▶ _Requirement_: Copy each line in which the string "text" occurs.

▶ _Information given_:
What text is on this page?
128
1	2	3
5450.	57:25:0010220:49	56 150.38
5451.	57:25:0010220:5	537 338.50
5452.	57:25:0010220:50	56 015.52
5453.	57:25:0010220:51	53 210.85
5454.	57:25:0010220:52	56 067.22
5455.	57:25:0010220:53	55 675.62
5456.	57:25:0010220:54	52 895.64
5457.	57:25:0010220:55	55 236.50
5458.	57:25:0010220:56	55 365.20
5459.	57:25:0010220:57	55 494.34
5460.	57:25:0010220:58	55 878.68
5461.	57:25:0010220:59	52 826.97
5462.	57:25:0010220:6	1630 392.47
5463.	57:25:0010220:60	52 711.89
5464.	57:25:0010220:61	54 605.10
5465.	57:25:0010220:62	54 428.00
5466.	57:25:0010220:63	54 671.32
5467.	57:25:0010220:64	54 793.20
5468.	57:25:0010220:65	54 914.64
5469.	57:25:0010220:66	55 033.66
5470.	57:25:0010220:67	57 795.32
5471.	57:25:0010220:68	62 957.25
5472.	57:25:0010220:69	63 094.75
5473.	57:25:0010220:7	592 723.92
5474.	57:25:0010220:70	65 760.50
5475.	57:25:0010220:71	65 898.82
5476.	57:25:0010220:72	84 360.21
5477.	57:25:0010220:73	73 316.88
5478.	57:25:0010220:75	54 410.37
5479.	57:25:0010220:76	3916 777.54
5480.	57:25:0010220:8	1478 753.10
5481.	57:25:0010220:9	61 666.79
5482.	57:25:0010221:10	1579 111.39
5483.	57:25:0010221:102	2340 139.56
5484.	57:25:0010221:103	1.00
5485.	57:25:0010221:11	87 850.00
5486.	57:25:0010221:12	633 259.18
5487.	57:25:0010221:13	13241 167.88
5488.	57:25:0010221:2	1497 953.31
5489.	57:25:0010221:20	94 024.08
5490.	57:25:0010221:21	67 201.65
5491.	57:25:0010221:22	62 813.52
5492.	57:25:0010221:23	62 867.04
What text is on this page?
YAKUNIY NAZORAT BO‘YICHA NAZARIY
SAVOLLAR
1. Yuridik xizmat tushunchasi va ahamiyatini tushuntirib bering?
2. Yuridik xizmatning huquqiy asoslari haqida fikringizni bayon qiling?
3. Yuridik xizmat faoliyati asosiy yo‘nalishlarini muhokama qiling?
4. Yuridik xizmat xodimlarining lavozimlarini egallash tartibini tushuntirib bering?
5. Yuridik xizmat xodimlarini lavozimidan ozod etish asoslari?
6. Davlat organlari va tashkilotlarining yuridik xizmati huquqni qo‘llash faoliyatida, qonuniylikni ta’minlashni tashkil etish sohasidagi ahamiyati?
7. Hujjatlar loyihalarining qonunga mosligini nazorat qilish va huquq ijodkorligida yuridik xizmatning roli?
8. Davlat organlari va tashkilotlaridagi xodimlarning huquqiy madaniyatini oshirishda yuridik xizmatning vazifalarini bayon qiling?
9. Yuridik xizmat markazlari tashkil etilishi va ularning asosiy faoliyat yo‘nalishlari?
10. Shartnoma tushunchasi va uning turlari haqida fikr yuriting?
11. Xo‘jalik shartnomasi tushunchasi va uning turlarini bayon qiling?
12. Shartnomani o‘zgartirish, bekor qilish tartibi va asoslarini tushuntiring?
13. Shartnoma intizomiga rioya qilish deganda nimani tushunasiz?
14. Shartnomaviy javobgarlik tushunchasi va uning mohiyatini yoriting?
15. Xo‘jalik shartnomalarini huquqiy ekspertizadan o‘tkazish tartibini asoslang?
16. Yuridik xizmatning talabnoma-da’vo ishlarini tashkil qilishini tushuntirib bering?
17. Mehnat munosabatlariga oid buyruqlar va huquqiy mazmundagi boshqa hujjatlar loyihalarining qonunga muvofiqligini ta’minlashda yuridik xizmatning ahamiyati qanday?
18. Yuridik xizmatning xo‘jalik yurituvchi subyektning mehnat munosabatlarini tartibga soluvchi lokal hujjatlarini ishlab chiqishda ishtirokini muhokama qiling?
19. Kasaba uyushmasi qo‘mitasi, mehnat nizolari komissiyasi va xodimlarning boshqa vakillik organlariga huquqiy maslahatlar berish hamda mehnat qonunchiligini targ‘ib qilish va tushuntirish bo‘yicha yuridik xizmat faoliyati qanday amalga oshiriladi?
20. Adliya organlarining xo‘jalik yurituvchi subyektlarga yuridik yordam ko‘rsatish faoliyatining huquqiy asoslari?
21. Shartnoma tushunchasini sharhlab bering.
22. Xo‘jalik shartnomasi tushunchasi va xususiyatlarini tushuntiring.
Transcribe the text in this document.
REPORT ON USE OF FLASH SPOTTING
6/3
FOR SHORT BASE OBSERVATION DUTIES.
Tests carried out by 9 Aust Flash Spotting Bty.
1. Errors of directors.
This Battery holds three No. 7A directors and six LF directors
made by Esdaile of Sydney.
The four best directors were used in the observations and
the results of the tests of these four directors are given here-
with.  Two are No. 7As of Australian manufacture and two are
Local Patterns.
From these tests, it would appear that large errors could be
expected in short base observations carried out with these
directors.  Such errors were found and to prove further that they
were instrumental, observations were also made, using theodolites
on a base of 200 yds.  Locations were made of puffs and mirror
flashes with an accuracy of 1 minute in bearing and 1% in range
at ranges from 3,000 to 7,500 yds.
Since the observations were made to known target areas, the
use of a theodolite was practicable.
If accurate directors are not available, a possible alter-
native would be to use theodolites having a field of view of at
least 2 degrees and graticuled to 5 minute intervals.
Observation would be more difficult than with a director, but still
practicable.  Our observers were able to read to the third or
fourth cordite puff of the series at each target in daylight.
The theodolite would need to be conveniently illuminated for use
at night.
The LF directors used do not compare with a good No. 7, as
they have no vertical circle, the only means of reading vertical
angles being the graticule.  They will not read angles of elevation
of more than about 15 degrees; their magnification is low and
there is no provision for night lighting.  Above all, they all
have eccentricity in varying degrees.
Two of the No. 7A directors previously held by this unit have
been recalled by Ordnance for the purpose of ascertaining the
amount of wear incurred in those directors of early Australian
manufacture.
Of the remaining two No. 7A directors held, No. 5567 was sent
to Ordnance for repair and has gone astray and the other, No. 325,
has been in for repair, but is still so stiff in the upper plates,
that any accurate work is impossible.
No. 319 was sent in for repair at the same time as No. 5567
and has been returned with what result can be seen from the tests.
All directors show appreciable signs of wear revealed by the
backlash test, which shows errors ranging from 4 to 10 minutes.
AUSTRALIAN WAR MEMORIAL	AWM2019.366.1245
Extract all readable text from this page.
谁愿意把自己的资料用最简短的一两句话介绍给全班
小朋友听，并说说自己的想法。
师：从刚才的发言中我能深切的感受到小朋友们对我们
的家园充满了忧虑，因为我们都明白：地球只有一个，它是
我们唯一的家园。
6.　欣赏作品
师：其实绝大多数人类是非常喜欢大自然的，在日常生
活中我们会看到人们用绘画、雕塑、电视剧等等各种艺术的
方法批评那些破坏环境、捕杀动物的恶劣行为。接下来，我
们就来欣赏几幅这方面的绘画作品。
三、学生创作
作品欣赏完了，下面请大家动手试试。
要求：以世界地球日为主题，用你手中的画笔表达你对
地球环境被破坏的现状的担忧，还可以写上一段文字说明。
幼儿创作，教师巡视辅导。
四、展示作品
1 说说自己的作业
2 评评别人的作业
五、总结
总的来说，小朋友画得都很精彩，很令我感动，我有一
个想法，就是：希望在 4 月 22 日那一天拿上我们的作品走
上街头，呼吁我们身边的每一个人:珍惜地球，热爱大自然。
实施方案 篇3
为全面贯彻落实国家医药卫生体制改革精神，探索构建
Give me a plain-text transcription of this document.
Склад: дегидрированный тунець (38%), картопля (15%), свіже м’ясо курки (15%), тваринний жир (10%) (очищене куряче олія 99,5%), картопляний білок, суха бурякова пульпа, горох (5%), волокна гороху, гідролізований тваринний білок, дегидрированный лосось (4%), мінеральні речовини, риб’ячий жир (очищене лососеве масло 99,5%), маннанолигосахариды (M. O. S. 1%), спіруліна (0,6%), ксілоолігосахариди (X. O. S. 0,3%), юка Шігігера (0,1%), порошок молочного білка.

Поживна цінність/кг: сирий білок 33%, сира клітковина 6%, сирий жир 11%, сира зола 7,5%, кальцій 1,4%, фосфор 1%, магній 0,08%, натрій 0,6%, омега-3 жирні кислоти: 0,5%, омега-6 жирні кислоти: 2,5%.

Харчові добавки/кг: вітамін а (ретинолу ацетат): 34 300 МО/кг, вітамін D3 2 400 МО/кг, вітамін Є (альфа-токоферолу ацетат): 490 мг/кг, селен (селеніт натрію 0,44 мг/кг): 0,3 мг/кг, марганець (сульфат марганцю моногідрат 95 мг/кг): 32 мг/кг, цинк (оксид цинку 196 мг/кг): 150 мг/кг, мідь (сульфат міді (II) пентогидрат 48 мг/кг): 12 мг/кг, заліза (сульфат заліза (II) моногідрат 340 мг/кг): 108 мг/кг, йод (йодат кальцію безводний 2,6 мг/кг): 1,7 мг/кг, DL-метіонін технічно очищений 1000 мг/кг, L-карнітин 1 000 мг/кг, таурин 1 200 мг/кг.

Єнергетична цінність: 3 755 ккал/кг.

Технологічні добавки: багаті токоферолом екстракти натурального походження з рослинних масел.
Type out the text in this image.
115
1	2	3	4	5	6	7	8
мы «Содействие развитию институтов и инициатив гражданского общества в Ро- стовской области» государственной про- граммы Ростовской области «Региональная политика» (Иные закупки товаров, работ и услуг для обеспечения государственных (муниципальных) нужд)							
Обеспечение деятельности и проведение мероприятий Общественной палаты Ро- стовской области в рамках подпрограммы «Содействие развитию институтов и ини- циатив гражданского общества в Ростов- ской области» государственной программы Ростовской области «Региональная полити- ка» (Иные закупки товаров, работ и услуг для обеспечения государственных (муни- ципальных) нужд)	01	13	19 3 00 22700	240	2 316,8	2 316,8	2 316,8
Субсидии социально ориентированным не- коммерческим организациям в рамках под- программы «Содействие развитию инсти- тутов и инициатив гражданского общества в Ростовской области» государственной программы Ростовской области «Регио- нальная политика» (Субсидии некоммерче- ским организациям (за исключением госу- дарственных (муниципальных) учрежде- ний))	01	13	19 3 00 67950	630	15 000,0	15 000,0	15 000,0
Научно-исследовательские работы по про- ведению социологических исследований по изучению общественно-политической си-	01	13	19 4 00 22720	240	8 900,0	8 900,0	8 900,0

▶ _The result_:
What text is on this page?
What text is on this page?
Transcribe the text in this document.
Extract all readable text from this page.
Give me a plain-text transcription of this document.
Type out the text in this image.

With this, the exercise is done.